==== Data records ====

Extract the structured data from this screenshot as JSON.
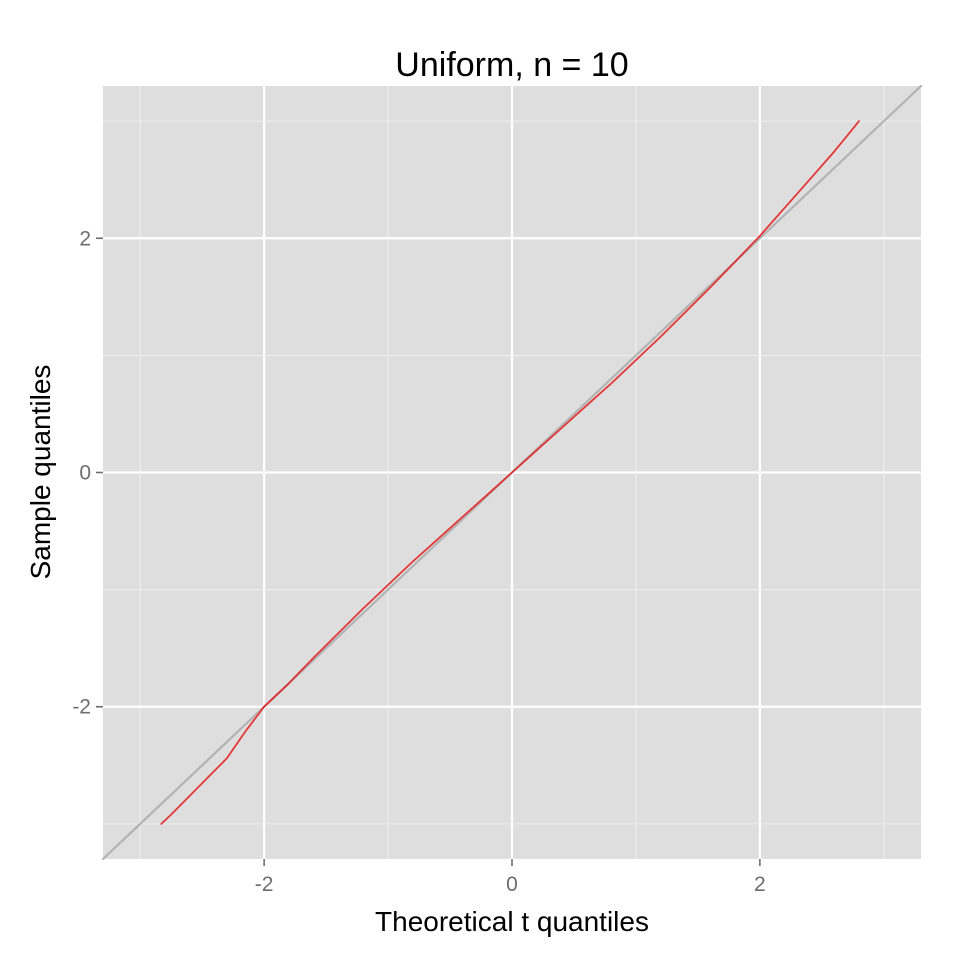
{
  "chart_data": {
    "type": "line",
    "title": "Uniform, n = 10",
    "xlabel": "Theoretical t quantiles",
    "ylabel": "Sample quantiles",
    "xlim": [
      -3.3,
      3.3
    ],
    "ylim": [
      -3.3,
      3.3
    ],
    "x_ticks": [
      -2,
      0,
      2
    ],
    "y_ticks": [
      -2,
      0,
      2
    ],
    "x_tick_labels": [
      "-2",
      "0",
      "2"
    ],
    "y_tick_labels": [
      "-2",
      "0",
      "2"
    ],
    "grid": true,
    "background": "#dedede",
    "series": [
      {
        "color": "#e41a1c",
        "x": [
          -2.83,
          -2.75,
          -2.6,
          -2.45,
          -2.3,
          -2.15,
          -2.0,
          -1.8,
          -1.6,
          -1.4,
          -1.2,
          -1.0,
          -0.8,
          -0.6,
          -0.4,
          -0.2,
          0.0,
          0.2,
          0.4,
          0.6,
          0.8,
          1.0,
          1.2,
          1.4,
          1.6,
          1.8,
          2.0,
          2.15,
          2.3,
          2.45,
          2.6,
          2.7,
          2.8
        ],
        "y": [
          -3.0,
          -2.92,
          -2.76,
          -2.6,
          -2.44,
          -2.21,
          -2.0,
          -1.8,
          -1.58,
          -1.37,
          -1.16,
          -0.96,
          -0.76,
          -0.57,
          -0.38,
          -0.19,
          0.0,
          0.19,
          0.38,
          0.57,
          0.76,
          0.96,
          1.16,
          1.37,
          1.58,
          1.8,
          2.02,
          2.2,
          2.38,
          2.56,
          2.74,
          2.87,
          3.0
        ]
      },
      {
        "color": "#b3b3b3",
        "x": [
          -3.3,
          3.3
        ],
        "y": [
          -3.3,
          3.3
        ]
      }
    ]
  }
}
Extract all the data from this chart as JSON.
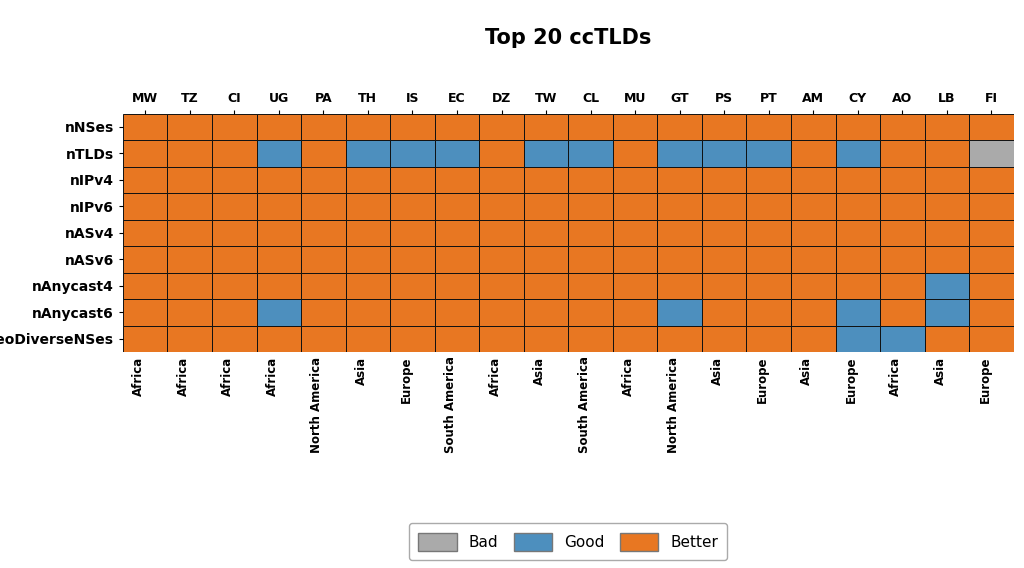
{
  "title": "Top 20 ccTLDs",
  "columns": [
    "MW",
    "TZ",
    "CI",
    "UG",
    "PA",
    "TH",
    "IS",
    "EC",
    "DZ",
    "TW",
    "CL",
    "MU",
    "GT",
    "PS",
    "PT",
    "AM",
    "CY",
    "AO",
    "LB",
    "FI"
  ],
  "regions": [
    "Africa",
    "Africa",
    "Africa",
    "Africa",
    "North America",
    "Asia",
    "Europe",
    "South America",
    "Africa",
    "Asia",
    "South America",
    "Africa",
    "North America",
    "Asia",
    "Europe",
    "Asia",
    "Europe",
    "Africa",
    "Asia",
    "Europe"
  ],
  "rows": [
    "nNSes",
    "nTLDs",
    "nIPv4",
    "nIPv6",
    "nASv4",
    "nASv6",
    "nAnycast4",
    "nAnycast6",
    "nGeoDiverseNSes"
  ],
  "data": [
    [
      2,
      2,
      2,
      2,
      2,
      2,
      2,
      2,
      2,
      2,
      2,
      2,
      2,
      2,
      2,
      2,
      2,
      2,
      2,
      2
    ],
    [
      2,
      2,
      2,
      1,
      2,
      1,
      1,
      1,
      2,
      1,
      1,
      2,
      1,
      1,
      1,
      2,
      1,
      2,
      2,
      0
    ],
    [
      2,
      2,
      2,
      2,
      2,
      2,
      2,
      2,
      2,
      2,
      2,
      2,
      2,
      2,
      2,
      2,
      2,
      2,
      2,
      2
    ],
    [
      2,
      2,
      2,
      2,
      2,
      2,
      2,
      2,
      2,
      2,
      2,
      2,
      2,
      2,
      2,
      2,
      2,
      2,
      2,
      2
    ],
    [
      2,
      2,
      2,
      2,
      2,
      2,
      2,
      2,
      2,
      2,
      2,
      2,
      2,
      2,
      2,
      2,
      2,
      2,
      2,
      2
    ],
    [
      2,
      2,
      2,
      2,
      2,
      2,
      2,
      2,
      2,
      2,
      2,
      2,
      2,
      2,
      2,
      2,
      2,
      2,
      2,
      2
    ],
    [
      2,
      2,
      2,
      2,
      2,
      2,
      2,
      2,
      2,
      2,
      2,
      2,
      2,
      2,
      2,
      2,
      2,
      2,
      1,
      2
    ],
    [
      2,
      2,
      2,
      1,
      2,
      2,
      2,
      2,
      2,
      2,
      2,
      2,
      1,
      2,
      2,
      2,
      1,
      2,
      1,
      2
    ],
    [
      2,
      2,
      2,
      2,
      2,
      2,
      2,
      2,
      2,
      2,
      2,
      2,
      2,
      2,
      2,
      2,
      1,
      1,
      2,
      2
    ]
  ],
  "color_bad": "#aaaaaa",
  "color_good": "#4d8fbe",
  "color_better": "#e87722",
  "legend_labels": [
    "Bad",
    "Good",
    "Better"
  ],
  "background_color": "#ffffff",
  "grid_color": "#111111",
  "title_fontsize": 15,
  "col_fontsize": 9,
  "row_fontsize": 10,
  "region_fontsize": 8.5,
  "legend_fontsize": 11
}
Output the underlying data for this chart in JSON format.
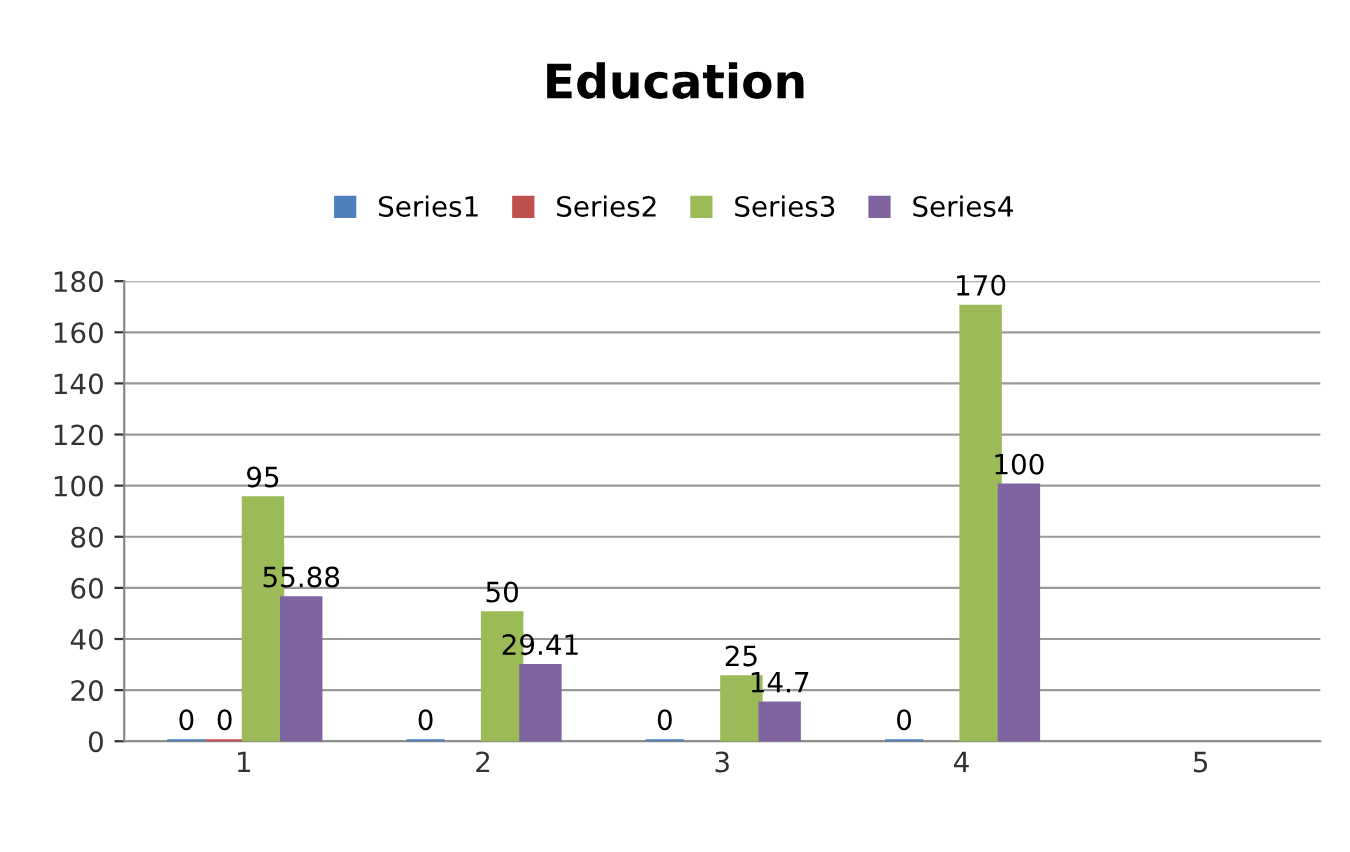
{
  "chart_data": {
    "type": "bar",
    "title": "Education",
    "categories": [
      "1",
      "2",
      "3",
      "4",
      "5"
    ],
    "series": [
      {
        "name": "Series1",
        "color": "#4f81bd",
        "values": [
          0,
          0,
          0,
          0,
          null
        ]
      },
      {
        "name": "Series2",
        "color": "#c0504d",
        "values": [
          0,
          null,
          null,
          null,
          null
        ]
      },
      {
        "name": "Series3",
        "color": "#9bbb59",
        "values": [
          95,
          50,
          25,
          170,
          null
        ]
      },
      {
        "name": "Series4",
        "color": "#8064a2",
        "values": [
          55.88,
          29.41,
          14.7,
          100,
          null
        ]
      }
    ],
    "ylim": [
      0,
      180
    ],
    "yticks": [
      0,
      20,
      40,
      60,
      80,
      100,
      120,
      140,
      160,
      180
    ],
    "grid": "y",
    "legend": "top",
    "data_labels": true
  }
}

====

Work to do:
From the line with "Output the underlying" down to the end of the entries, retype each line exactly as written, but drop the pictures.

Exercise output:
Output the underlying data for this chart in JSON format.
{
  "chart_data": {
    "type": "bar",
    "title": "Education",
    "categories": [
      "1",
      "2",
      "3",
      "4",
      "5"
    ],
    "series": [
      {
        "name": "Series1",
        "color": "#4f81bd",
        "values": [
          0,
          0,
          0,
          0,
          null
        ]
      },
      {
        "name": "Series2",
        "color": "#c0504d",
        "values": [
          0,
          null,
          null,
          null,
          null
        ]
      },
      {
        "name": "Series3",
        "color": "#9bbb59",
        "values": [
          95,
          50,
          25,
          170,
          null
        ]
      },
      {
        "name": "Series4",
        "color": "#8064a2",
        "values": [
          55.88,
          29.41,
          14.7,
          100,
          null
        ]
      }
    ],
    "ylim": [
      0,
      180
    ],
    "yticks": [
      0,
      20,
      40,
      60,
      80,
      100,
      120,
      140,
      160,
      180
    ],
    "grid": "y",
    "legend": "top",
    "data_labels": true
  }
}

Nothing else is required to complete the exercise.